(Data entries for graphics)

——

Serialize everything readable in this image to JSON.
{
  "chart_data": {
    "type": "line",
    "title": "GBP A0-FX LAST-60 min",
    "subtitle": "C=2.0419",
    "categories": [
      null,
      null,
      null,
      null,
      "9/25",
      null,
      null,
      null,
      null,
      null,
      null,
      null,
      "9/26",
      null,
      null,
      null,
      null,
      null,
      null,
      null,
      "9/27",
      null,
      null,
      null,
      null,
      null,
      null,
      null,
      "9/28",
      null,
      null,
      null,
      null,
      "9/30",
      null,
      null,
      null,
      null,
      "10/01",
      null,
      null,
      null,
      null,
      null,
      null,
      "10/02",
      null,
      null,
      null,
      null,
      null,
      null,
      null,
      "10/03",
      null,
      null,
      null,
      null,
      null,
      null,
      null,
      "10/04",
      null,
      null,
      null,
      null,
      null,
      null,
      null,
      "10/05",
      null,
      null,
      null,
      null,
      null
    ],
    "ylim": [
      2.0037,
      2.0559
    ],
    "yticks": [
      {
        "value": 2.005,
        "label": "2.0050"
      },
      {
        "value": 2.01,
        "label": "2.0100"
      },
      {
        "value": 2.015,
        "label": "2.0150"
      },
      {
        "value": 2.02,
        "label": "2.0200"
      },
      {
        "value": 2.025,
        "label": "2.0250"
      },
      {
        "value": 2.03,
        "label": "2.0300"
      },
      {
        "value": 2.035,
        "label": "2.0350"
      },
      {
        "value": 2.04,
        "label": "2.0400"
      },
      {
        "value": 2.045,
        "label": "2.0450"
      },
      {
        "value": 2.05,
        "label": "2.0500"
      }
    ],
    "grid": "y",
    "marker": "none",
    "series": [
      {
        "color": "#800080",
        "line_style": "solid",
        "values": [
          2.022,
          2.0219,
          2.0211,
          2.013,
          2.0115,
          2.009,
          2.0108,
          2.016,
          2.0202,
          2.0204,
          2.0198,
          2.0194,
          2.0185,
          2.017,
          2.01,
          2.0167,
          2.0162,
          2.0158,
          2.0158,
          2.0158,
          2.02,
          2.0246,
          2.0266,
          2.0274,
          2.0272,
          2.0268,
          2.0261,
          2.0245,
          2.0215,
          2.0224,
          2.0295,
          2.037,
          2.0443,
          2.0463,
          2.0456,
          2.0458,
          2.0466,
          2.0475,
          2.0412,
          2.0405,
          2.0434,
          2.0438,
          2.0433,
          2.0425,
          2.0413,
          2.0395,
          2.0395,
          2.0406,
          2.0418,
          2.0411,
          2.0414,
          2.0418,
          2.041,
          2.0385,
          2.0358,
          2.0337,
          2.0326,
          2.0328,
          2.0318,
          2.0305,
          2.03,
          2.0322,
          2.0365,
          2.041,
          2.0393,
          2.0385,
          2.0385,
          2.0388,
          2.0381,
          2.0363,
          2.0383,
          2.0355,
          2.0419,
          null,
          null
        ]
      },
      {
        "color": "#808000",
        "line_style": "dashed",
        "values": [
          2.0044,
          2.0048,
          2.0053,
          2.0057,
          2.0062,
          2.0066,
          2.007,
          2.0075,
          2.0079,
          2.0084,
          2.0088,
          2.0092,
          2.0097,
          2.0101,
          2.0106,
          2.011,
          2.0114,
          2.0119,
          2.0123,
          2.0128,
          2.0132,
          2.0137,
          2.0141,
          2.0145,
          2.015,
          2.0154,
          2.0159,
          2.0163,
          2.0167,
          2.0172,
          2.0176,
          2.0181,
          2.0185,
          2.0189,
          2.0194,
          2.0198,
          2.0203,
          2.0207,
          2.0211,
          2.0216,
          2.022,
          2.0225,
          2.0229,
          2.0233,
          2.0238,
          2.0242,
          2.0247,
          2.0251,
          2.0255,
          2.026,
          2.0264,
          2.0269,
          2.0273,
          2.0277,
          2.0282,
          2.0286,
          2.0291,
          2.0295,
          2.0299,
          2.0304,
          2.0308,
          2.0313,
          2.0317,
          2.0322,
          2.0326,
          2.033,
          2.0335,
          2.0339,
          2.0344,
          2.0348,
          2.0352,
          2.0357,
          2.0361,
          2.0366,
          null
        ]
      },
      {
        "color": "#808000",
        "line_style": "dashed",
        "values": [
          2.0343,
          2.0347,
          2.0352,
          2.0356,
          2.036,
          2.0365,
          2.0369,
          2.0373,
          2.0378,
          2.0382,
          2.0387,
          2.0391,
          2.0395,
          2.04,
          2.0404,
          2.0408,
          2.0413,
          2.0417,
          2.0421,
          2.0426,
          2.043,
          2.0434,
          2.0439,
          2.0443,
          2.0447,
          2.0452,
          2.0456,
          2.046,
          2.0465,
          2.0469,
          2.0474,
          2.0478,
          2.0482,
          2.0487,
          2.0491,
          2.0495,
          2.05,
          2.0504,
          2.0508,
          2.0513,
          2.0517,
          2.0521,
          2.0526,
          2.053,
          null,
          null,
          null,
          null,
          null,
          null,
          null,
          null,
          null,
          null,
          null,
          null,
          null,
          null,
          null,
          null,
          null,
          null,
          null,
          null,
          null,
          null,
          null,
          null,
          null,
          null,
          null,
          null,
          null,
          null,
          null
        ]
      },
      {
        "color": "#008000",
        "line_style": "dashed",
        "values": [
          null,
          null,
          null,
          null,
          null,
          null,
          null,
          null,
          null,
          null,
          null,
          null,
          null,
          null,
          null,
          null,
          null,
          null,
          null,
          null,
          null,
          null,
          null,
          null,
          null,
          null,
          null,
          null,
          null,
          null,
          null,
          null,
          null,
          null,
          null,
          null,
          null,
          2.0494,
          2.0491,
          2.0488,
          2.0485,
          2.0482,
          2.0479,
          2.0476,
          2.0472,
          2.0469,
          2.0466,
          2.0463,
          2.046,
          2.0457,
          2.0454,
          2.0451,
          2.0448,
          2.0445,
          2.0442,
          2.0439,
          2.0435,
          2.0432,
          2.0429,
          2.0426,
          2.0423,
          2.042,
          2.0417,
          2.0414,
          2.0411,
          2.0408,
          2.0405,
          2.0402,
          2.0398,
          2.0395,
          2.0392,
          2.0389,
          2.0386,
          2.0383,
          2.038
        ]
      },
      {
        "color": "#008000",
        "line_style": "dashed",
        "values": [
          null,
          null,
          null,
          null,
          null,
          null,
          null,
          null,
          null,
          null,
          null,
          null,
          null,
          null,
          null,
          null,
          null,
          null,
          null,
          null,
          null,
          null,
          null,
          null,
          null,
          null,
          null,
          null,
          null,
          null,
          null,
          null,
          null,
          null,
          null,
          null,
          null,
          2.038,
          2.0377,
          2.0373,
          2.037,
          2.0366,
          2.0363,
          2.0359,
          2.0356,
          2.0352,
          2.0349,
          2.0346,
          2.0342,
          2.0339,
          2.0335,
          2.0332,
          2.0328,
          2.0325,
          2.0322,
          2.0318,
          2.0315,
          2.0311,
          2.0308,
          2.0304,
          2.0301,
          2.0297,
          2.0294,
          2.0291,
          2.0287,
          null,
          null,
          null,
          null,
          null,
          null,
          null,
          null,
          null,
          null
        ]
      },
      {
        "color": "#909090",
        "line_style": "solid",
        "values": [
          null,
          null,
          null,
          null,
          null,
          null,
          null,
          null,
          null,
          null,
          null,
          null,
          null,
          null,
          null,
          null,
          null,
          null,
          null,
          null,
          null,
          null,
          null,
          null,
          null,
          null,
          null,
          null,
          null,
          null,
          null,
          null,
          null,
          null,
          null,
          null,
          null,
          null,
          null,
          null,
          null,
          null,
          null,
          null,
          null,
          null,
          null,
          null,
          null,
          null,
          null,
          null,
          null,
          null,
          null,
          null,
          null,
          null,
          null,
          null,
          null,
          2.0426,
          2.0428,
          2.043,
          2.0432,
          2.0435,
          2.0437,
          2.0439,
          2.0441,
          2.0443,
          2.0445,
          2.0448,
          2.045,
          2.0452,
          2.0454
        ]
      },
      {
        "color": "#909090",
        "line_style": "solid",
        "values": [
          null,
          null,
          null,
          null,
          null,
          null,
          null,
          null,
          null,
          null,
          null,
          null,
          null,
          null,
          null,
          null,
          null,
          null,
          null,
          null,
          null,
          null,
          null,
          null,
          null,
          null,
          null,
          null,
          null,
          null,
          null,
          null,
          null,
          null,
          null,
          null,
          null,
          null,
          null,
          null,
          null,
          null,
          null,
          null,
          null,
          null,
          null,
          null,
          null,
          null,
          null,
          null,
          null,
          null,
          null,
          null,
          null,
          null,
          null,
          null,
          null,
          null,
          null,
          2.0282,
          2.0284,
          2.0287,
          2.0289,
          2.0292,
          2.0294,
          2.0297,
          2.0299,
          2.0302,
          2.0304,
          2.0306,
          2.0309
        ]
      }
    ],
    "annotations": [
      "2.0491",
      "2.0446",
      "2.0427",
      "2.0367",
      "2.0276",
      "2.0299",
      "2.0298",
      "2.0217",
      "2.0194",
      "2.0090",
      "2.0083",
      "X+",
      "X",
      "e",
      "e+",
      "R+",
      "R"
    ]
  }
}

——

_Instructions for the task_
Extract, from the listing above, every line where the string "label" occurs.

_Solution to this exercise_
        "label": "2.0050"
        "label": "2.0100"
        "label": "2.0150"
        "label": "2.0200"
        "label": "2.0250"
        "label": "2.0300"
        "label": "2.0350"
        "label": "2.0400"
        "label": "2.0450"
        "label": "2.0500"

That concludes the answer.